Stored data entries:
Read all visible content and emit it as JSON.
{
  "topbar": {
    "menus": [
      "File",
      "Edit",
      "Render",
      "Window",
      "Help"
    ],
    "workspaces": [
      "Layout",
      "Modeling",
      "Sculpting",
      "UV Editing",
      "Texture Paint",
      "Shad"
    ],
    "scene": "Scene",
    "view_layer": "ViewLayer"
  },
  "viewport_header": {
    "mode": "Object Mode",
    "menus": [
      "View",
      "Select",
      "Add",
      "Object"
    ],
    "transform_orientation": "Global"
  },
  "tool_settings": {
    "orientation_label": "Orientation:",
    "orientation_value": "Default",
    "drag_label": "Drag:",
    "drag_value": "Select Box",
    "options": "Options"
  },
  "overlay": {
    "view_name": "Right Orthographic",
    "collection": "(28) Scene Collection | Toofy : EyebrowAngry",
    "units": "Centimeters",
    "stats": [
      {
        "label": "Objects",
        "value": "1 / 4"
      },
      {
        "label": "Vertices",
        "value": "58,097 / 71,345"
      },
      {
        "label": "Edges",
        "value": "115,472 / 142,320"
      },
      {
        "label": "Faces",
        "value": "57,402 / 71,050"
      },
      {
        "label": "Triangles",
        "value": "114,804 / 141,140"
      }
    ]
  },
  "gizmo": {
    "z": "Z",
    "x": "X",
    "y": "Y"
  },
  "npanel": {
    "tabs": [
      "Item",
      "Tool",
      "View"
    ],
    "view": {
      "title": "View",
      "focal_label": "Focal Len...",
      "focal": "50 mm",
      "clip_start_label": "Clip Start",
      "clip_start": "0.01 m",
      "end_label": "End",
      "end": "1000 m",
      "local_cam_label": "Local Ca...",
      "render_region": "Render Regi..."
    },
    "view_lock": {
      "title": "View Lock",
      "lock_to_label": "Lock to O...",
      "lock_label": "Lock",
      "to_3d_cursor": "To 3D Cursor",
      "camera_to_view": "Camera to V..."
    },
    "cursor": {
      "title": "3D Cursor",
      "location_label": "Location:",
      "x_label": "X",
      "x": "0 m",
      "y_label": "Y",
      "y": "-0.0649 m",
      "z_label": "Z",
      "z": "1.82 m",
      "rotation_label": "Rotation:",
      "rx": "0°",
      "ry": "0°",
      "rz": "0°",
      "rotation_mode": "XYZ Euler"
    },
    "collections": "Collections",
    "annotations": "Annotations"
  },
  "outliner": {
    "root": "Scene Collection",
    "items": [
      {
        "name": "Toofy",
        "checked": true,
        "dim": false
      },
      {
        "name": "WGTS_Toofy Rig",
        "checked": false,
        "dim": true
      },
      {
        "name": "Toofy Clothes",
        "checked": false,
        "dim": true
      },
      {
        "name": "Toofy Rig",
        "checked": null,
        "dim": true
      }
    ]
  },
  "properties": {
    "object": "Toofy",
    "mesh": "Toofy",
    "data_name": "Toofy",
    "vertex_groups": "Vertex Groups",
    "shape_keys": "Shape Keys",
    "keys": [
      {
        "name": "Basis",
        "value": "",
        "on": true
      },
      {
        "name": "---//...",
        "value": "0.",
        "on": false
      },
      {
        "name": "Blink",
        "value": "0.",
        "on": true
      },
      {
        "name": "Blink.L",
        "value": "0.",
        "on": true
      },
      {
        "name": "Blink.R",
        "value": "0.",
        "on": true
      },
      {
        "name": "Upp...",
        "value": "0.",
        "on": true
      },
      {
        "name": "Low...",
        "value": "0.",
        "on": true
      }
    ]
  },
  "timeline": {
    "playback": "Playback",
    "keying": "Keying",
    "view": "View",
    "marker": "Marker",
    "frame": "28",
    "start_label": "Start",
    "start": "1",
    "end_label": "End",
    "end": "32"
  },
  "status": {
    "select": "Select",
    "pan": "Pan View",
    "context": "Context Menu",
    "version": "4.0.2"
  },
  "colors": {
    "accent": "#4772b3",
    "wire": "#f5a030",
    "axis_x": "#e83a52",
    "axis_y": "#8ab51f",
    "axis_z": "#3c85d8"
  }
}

Description of the task:
Report each line in the data that holds the word "false".

Result:
        "dim": false
        "checked": false,
        "checked": false,
        "on": false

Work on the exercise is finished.